### SET TASK
Each line that holds the word "בשעה" counts once; give the total number of such lines and nothing else.

### STORED RECORDS
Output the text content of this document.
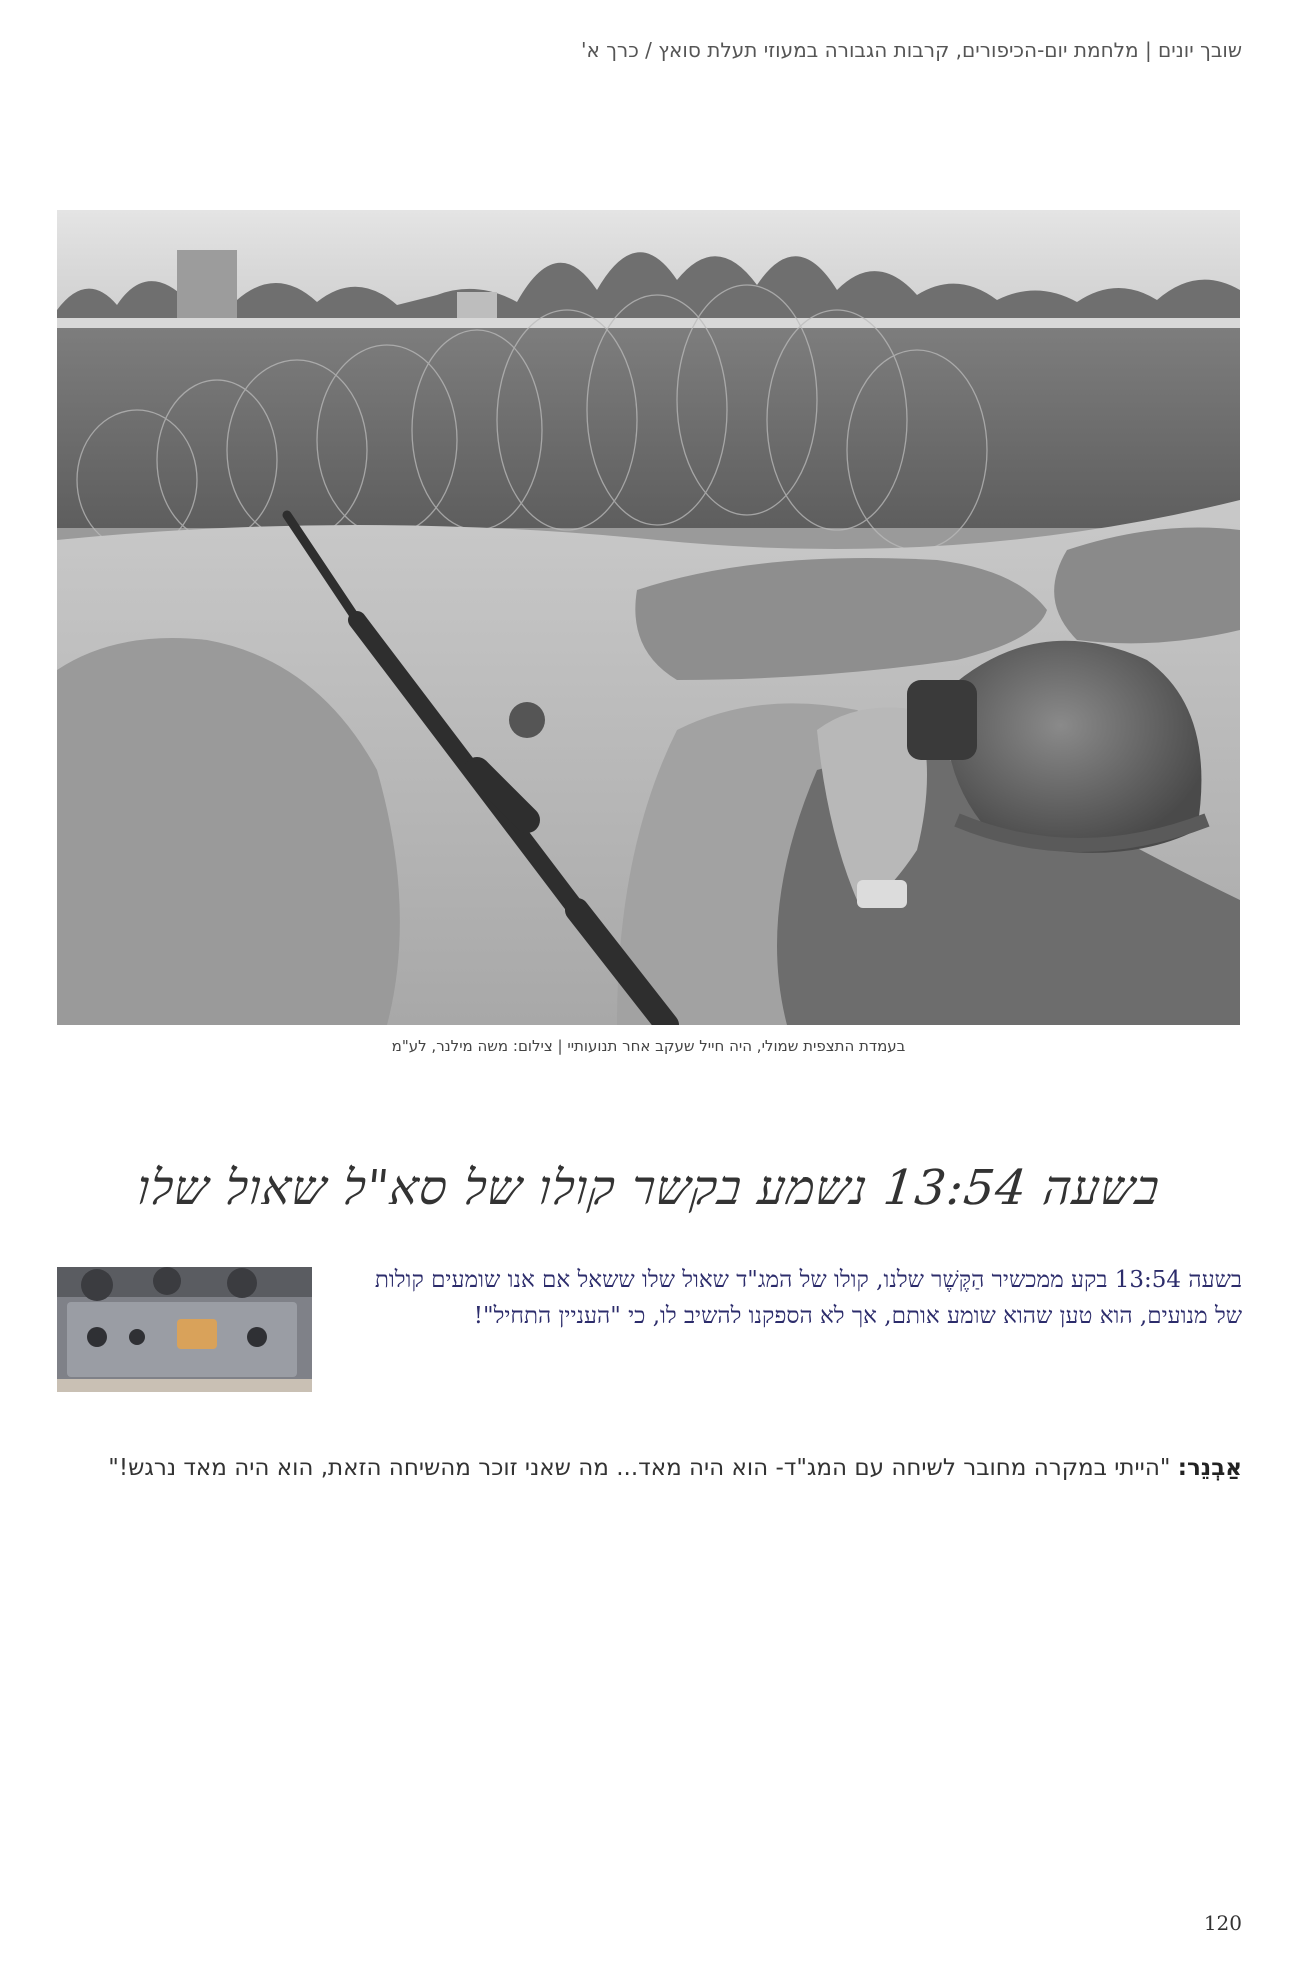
שובך יונים | מלחמת יום-הכיפורים, קרבות הגבורה במעוזי תעלת סואץ / כרך א'
בעמדת התצפית שמולי, היה חייל שעקב אחר תנועותיי | צילום: משה מילנר, לע"מ
בשעה 13:54 נשמע בקשר קולו של סא"ל שאול שלו
בשעה 13:54 בקע ממכשיר הַקֶּשֶׁר שלנו, קולו של המג"ד שאול שלו ששאל אם אנו שומעים קולות של מנועים, הוא טען שהוא שומע אותם, אך לא הספקנו להשיב לו, כי "העניין התחיל"!
אַבְנֵר: "הייתי במקרה מחובר לשיחה עם המג"ד- הוא היה מאד... מה שאני זוכר מהשיחה הזאת, הוא היה מאד נרגש!"
120
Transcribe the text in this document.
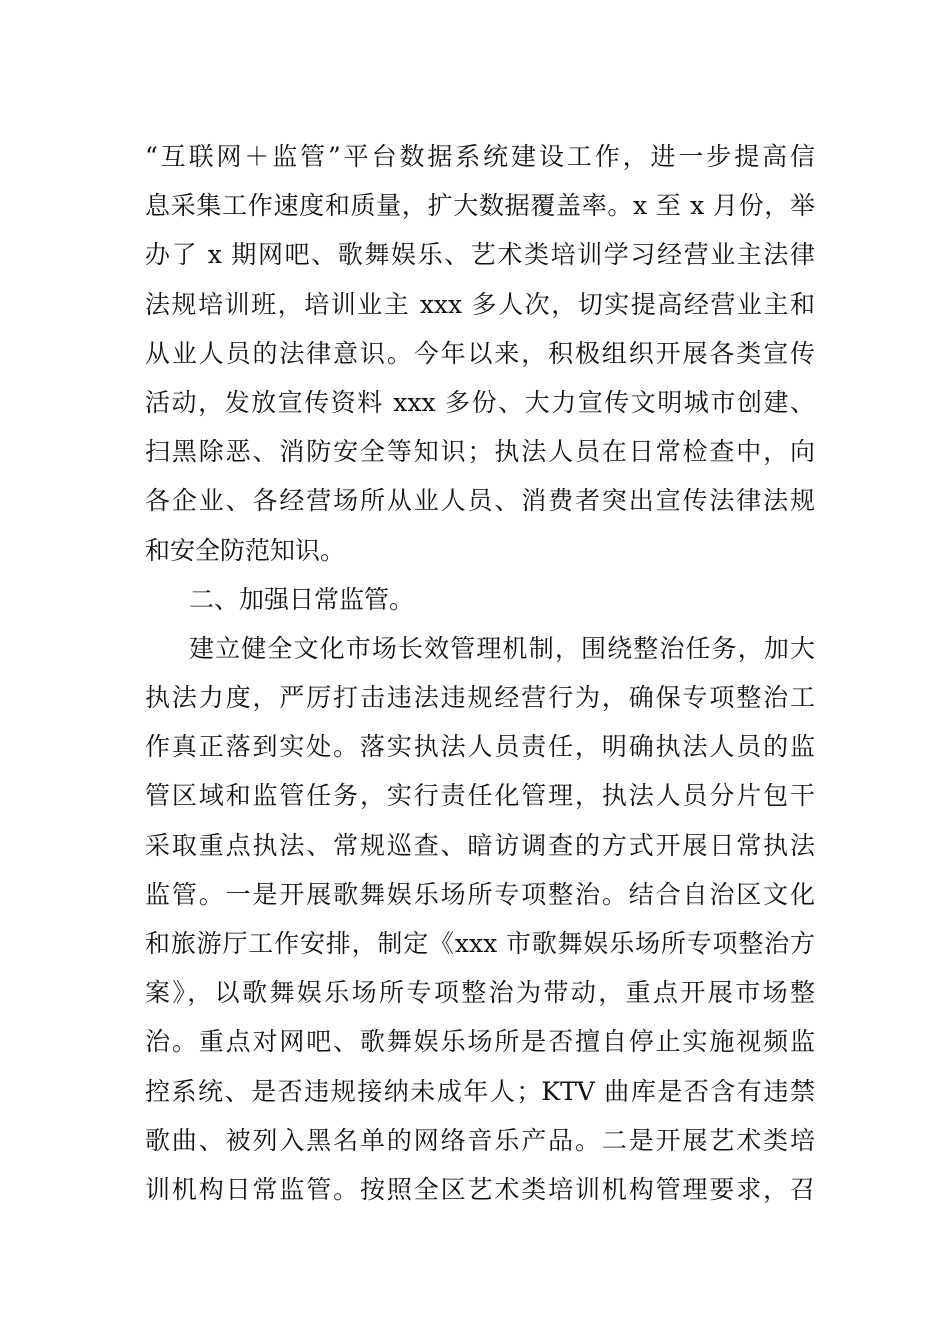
“互联网＋监管”平台数据系统建设工作，进一步提高信
息采集工作速度和质量，扩大数据覆盖率。x 至 x 月份，举
办了 x 期网吧、歌舞娱乐、艺术类培训学习经营业主法律
法规培训班，培训业主 xxx 多人次，切实提高经营业主和
从业人员的法律意识。今年以来，积极组织开展各类宣传
活动，发放宣传资料 xxx 多份、大力宣传文明城市创建、
扫黑除恶、消防安全等知识；执法人员在日常检查中，向
各企业、各经营场所从业人员、消费者突出宣传法律法规
和安全防范知识。
二、加强日常监管。
建立健全文化市场长效管理机制，围绕整治任务，加大
执法力度，严厉打击违法违规经营行为，确保专项整治工
作真正落到实处。落实执法人员责任，明确执法人员的监
管区域和监管任务，实行责任化管理，执法人员分片包干
采取重点执法、常规巡查、暗访调查的方式开展日常执法
监管。一是开展歌舞娱乐场所专项整治。结合自治区文化
和旅游厅工作安排，制定《xxx 市歌舞娱乐场所专项整治方
案》，以歌舞娱乐场所专项整治为带动，重点开展市场整
治。重点对网吧、歌舞娱乐场所是否擅自停止实施视频监
控系统、是否违规接纳未成年人；KTV 曲库是否含有违禁
歌曲、被列入黑名单的网络音乐产品。二是开展艺术类培
训机构日常监管。按照全区艺术类培训机构管理要求，召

### COMPLETE RESPONSE
2